■ THE PROBLEM:
Throughout the entries below, report every line where "SXSW" is found.

** EXERCISE DATA follows **

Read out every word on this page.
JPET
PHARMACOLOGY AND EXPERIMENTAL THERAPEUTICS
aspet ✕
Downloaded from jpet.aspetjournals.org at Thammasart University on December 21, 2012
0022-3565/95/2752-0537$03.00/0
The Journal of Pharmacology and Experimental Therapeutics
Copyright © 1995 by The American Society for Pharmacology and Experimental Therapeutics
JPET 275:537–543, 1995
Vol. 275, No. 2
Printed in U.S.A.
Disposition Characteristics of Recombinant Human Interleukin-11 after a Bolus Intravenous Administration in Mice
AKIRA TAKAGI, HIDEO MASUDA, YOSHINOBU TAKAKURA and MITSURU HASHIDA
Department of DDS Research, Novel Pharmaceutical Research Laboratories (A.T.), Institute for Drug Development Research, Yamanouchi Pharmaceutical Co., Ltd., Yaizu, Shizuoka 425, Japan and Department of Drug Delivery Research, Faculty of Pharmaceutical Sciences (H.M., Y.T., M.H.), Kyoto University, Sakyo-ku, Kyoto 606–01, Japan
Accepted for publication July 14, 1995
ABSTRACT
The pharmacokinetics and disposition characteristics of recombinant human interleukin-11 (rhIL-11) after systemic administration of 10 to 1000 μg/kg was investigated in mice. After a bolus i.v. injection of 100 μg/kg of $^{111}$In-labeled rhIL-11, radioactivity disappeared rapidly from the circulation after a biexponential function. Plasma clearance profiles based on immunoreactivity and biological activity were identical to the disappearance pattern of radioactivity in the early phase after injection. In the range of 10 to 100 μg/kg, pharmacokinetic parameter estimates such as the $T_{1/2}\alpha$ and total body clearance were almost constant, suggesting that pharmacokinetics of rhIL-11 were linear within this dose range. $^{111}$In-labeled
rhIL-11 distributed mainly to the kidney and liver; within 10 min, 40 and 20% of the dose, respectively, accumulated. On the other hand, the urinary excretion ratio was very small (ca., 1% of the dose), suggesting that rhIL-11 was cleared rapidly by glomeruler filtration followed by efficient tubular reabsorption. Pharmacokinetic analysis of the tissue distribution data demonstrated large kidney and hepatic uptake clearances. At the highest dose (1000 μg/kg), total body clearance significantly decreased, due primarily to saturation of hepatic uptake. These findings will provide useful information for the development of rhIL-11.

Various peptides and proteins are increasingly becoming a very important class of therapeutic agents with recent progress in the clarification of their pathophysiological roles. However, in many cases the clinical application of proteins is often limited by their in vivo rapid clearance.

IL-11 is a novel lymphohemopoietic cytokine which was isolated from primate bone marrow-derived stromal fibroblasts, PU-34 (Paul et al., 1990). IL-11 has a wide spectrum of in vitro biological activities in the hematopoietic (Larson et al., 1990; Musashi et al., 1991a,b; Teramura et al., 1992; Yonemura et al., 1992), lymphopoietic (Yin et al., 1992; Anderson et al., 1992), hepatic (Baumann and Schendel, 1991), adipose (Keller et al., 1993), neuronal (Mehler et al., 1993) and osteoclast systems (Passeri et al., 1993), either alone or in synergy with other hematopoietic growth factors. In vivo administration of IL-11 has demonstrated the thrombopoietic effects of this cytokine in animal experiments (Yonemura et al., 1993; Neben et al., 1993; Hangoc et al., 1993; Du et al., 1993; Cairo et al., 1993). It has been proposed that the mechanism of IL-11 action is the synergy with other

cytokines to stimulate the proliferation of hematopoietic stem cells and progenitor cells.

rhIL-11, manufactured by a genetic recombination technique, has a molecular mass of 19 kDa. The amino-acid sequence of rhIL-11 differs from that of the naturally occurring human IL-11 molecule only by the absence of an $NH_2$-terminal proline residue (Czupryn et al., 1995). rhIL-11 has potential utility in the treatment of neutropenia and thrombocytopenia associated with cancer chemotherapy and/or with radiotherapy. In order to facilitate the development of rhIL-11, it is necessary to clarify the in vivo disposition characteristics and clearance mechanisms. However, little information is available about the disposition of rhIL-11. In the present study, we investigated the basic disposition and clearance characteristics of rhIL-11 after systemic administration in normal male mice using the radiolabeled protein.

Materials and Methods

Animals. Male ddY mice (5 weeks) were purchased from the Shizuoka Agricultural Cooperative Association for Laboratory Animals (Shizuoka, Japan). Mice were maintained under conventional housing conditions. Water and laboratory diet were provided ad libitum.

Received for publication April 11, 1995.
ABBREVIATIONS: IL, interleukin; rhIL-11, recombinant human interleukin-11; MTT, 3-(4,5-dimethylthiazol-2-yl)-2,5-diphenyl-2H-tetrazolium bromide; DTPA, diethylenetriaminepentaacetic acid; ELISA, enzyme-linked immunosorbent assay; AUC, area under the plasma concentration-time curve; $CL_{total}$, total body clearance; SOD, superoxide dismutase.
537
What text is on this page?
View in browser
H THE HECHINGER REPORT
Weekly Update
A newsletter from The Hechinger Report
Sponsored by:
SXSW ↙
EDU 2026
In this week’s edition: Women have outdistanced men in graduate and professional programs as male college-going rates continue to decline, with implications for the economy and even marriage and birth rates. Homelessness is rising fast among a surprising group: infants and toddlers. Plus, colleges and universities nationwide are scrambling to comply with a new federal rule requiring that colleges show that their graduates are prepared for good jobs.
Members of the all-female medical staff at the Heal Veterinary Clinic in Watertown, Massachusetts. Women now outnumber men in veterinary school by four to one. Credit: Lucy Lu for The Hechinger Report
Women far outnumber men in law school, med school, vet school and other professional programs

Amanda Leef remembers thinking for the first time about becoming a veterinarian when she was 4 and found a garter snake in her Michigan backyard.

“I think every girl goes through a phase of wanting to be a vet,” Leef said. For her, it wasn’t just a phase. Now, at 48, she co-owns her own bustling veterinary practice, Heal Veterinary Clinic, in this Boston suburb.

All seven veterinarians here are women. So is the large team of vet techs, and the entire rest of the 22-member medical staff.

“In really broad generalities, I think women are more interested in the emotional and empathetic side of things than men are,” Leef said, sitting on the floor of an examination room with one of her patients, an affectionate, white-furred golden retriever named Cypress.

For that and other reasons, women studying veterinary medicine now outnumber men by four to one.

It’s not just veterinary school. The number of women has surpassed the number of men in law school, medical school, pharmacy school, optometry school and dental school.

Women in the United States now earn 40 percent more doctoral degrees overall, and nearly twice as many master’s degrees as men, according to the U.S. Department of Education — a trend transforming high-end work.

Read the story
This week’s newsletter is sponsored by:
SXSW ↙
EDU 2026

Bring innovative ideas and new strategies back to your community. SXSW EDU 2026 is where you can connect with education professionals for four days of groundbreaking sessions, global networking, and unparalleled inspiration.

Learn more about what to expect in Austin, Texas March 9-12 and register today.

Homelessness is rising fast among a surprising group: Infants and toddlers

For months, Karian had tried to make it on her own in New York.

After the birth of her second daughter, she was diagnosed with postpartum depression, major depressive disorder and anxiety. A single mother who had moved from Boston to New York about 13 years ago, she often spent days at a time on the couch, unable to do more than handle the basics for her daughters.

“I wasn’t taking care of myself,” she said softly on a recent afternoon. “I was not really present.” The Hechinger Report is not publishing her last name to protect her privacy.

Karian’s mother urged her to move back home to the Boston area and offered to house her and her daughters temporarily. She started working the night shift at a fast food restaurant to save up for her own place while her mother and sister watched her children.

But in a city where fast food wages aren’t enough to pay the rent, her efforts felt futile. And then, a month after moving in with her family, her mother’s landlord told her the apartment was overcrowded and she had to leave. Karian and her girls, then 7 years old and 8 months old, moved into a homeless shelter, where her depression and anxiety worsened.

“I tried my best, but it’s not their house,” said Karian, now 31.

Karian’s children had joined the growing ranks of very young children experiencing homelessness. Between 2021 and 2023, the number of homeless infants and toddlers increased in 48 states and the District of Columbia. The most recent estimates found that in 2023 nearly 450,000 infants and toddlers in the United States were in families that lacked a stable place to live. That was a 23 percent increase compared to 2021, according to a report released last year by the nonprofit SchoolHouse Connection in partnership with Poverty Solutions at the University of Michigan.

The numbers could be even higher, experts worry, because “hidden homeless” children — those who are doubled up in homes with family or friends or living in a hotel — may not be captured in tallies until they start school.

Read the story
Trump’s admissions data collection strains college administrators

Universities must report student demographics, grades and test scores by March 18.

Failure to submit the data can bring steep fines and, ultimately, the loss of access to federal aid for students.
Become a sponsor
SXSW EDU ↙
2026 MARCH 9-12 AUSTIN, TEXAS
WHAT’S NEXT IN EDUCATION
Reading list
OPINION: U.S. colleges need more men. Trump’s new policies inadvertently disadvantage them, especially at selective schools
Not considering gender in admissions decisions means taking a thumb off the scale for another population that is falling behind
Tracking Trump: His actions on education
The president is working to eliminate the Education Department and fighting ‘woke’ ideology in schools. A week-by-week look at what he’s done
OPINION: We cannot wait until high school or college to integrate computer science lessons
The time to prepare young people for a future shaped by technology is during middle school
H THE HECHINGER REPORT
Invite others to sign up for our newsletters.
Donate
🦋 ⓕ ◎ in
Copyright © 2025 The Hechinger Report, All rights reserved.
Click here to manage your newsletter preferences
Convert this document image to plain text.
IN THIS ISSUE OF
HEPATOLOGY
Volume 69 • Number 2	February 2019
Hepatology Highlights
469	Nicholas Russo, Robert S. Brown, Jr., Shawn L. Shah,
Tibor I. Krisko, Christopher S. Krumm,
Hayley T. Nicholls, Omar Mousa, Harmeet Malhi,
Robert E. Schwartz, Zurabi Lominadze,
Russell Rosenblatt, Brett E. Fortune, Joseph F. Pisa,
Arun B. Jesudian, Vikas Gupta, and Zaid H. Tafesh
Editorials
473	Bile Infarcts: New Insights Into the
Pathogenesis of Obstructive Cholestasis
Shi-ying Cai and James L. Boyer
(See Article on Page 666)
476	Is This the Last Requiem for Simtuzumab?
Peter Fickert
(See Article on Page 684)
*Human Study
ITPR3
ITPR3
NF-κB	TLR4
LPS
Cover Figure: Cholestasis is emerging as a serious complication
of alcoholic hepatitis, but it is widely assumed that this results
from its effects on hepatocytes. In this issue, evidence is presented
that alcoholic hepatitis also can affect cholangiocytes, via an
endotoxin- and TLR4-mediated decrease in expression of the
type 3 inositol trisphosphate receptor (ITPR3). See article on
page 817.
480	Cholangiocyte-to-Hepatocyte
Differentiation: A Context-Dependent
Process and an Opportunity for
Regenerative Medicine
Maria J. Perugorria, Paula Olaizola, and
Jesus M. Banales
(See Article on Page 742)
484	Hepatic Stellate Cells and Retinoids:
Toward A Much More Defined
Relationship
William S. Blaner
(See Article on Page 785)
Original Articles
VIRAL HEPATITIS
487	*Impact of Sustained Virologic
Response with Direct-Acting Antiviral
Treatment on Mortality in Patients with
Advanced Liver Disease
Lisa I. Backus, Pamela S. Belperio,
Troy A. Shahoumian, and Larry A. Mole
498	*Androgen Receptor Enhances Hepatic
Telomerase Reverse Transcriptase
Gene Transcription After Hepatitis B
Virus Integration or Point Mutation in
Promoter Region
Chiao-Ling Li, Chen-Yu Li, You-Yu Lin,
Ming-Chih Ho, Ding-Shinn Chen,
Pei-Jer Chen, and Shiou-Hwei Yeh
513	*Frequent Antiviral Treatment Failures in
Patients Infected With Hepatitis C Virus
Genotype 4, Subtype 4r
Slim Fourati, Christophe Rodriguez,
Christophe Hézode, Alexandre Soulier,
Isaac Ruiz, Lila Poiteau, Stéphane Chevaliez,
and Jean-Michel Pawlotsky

** End of EXERCISE DATA **

■ FINAL ANSWER:
SXSW ↙
SXSW ↙
Bring innovative ideas and new strategies back to your community. SXSW EDU 2026 is where you can connect with education professionals for four days of groundbreaking sessions, global networking, and unparalleled inspiration.
SXSW EDU ↙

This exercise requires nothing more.